Problem to solve -
Each line of the data that includes the string "新和建設有限会社" is to be copied out.

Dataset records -
::::::::::

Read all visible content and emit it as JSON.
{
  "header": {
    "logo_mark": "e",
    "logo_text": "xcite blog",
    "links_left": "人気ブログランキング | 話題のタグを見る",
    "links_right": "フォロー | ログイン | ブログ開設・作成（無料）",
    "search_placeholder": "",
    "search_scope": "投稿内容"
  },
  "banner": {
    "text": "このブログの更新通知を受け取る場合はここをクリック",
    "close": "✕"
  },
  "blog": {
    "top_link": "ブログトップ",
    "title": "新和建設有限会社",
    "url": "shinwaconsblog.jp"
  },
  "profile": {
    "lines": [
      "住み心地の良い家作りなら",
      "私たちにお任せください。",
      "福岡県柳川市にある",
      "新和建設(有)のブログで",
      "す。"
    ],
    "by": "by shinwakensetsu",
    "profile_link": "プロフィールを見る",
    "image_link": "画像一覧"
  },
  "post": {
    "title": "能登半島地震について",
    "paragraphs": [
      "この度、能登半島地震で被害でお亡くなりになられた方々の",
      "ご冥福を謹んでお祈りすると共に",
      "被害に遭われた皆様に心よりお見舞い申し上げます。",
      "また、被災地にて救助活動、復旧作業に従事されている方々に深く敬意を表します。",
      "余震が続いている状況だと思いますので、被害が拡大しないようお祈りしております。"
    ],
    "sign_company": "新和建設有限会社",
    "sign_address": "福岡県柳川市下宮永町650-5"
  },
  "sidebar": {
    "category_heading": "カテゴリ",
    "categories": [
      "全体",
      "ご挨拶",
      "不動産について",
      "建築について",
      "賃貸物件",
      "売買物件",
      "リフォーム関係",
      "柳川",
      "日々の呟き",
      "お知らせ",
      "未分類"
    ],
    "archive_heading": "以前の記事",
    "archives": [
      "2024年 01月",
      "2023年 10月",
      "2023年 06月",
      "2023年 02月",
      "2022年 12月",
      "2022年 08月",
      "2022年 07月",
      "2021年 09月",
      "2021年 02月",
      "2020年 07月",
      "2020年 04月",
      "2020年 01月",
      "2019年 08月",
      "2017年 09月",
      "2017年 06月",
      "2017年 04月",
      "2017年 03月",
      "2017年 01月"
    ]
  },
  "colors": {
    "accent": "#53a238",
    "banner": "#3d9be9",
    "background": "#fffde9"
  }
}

::::::::::

Complete answer -
    "title": "新和建設有限会社",
    "sign_company": "新和建設有限会社",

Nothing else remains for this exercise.